Supplied material:
%%

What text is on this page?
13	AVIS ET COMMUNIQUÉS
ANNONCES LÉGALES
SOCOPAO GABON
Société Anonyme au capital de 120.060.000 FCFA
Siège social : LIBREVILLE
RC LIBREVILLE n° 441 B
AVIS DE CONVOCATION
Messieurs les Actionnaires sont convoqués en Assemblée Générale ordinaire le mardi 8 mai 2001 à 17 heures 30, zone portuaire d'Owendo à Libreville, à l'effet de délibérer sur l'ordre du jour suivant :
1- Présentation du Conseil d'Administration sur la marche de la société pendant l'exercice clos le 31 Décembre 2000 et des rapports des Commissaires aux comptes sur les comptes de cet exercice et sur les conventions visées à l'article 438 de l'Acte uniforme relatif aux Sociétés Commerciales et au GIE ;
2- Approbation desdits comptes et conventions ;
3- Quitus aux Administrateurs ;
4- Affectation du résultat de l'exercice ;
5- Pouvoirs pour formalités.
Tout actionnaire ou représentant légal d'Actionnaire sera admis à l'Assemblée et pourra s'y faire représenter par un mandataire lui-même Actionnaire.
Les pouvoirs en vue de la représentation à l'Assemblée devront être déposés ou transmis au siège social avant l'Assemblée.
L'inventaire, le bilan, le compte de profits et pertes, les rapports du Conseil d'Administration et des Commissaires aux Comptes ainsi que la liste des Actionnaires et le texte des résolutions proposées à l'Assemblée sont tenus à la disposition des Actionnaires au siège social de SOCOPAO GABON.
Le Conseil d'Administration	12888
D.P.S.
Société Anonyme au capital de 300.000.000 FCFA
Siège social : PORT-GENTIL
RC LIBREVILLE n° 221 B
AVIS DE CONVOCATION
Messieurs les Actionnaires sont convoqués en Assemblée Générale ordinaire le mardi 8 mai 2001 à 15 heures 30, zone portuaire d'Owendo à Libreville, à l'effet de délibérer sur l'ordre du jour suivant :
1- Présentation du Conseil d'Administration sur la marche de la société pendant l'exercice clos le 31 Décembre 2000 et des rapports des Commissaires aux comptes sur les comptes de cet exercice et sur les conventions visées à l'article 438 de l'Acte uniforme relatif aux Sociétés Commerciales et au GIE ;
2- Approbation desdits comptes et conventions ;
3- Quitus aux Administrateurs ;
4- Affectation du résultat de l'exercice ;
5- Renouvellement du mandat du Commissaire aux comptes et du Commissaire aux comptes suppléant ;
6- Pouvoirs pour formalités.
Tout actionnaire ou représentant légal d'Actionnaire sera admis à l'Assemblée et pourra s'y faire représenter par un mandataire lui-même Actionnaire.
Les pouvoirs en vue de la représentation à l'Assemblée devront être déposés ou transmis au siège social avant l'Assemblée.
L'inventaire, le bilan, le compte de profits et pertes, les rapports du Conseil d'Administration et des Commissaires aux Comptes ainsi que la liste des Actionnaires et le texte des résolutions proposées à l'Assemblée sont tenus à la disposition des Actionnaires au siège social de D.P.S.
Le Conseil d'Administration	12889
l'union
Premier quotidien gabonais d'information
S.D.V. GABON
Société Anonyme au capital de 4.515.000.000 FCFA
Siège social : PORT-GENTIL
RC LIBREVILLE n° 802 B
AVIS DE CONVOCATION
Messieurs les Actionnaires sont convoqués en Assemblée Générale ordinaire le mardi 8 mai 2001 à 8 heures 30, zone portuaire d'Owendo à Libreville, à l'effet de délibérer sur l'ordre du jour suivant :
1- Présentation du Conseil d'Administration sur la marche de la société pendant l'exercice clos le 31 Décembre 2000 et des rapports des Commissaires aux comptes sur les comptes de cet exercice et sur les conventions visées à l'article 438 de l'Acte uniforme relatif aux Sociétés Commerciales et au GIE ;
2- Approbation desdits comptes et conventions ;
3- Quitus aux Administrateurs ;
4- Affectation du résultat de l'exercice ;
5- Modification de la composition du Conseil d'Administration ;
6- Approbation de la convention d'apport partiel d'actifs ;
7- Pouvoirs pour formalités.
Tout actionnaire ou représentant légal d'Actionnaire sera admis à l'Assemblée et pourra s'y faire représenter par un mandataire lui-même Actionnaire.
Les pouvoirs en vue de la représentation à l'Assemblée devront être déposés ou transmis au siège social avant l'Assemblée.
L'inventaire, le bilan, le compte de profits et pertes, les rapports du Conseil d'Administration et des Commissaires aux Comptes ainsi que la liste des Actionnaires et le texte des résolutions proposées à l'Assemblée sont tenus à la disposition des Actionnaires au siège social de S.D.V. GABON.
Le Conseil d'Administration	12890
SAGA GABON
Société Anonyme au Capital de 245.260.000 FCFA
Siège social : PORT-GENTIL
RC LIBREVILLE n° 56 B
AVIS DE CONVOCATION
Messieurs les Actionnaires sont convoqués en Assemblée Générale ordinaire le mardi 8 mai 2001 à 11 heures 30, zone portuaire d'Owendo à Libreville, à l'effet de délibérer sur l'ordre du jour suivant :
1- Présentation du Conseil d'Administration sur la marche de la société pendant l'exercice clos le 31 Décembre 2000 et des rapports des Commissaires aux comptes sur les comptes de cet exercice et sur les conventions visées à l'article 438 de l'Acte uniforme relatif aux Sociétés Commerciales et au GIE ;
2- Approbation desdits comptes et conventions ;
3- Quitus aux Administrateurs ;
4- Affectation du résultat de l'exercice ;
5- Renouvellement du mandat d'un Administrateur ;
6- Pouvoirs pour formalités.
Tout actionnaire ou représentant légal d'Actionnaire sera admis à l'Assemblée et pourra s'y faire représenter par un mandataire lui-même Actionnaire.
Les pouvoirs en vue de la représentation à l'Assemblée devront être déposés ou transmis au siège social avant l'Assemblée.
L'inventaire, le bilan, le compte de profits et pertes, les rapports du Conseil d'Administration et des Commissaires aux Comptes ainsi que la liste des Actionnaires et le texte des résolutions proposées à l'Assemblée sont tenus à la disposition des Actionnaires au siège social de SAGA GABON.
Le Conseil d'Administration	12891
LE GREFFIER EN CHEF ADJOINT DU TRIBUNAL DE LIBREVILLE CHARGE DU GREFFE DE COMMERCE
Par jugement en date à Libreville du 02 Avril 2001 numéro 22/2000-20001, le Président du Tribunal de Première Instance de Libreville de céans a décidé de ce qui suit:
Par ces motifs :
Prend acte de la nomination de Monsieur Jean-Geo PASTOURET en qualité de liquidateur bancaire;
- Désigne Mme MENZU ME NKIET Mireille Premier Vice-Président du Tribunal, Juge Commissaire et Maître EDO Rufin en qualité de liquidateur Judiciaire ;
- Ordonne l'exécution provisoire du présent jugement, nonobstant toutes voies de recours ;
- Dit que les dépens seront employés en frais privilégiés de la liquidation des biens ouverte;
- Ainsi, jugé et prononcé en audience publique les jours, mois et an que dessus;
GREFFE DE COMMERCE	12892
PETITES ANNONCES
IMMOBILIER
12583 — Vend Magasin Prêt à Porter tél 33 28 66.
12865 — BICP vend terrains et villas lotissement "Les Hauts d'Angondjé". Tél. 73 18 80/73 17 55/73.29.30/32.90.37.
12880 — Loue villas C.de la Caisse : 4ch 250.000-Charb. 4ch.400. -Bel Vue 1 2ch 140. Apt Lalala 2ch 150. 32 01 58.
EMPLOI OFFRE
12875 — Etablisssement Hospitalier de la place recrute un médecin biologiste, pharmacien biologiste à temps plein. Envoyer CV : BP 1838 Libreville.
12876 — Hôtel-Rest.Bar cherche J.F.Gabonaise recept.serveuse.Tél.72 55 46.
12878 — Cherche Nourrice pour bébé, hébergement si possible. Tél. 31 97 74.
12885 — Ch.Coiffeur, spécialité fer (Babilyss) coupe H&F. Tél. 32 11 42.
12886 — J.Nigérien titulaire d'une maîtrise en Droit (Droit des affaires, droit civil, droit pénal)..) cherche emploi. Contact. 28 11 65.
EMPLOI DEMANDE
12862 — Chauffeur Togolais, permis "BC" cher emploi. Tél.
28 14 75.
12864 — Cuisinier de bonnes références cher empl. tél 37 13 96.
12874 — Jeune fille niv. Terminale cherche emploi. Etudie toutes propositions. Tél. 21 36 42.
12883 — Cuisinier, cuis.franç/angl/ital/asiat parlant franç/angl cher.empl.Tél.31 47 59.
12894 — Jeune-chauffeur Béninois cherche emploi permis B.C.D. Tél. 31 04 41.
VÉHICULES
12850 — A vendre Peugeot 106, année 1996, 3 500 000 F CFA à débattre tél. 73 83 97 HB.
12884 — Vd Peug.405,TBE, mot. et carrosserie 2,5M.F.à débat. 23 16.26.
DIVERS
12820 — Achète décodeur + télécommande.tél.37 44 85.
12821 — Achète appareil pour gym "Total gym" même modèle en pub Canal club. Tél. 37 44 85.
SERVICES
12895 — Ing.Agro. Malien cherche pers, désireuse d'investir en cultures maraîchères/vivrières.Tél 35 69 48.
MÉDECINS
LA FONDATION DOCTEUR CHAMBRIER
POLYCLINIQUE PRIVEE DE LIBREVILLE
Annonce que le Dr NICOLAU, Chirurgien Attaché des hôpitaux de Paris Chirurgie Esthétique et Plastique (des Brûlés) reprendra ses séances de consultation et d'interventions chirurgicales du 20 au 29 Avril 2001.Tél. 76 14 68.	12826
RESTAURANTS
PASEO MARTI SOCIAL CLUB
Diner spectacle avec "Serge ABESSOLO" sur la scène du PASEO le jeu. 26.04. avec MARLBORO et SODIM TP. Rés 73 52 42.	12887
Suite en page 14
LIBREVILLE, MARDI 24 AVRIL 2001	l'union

%%

Exercise task:
Review the preceding data and report every line that includes the string "formalités".

Response to this exercise:
5- Pouvoirs pour formalités.
6- Pouvoirs pour formalités.
7- Pouvoirs pour formalités.
6- Pouvoirs pour formalités.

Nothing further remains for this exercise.